[Written exercise]:
Locate the string "Формулировать" in the records below. Copy every line where it occurs.

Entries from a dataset
— begin —

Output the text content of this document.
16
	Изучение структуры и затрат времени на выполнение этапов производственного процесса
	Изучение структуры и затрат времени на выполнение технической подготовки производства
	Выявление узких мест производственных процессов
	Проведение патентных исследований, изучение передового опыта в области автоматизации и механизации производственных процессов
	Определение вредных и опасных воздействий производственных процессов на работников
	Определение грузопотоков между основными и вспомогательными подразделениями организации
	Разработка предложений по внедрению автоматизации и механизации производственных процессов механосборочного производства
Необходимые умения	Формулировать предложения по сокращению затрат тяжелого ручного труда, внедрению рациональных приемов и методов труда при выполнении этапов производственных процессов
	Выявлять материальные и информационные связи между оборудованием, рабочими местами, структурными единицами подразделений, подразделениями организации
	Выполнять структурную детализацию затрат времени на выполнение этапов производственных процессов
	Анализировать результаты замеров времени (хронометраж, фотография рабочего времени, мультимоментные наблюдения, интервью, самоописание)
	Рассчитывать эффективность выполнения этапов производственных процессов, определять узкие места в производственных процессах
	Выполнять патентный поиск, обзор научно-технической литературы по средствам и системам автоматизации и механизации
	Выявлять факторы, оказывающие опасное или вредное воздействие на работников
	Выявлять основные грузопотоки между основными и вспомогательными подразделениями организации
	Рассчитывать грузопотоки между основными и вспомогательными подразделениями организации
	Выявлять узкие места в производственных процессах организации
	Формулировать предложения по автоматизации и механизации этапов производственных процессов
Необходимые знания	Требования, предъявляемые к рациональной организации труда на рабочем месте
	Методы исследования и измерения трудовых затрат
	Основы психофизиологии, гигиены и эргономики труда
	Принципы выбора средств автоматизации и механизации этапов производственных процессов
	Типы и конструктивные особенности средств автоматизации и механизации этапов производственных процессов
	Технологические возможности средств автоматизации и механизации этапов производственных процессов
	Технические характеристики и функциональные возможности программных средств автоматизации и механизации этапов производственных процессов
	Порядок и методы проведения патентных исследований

— end —

[Exercise result]:
Необходимые умения	Формулировать предложения по сокращению затрат тяжелого ручного труда, внедрению рациональных приемов и методов труда при выполнении этапов производственных процессов
	Формулировать предложения по автоматизации и механизации этапов производственных процессов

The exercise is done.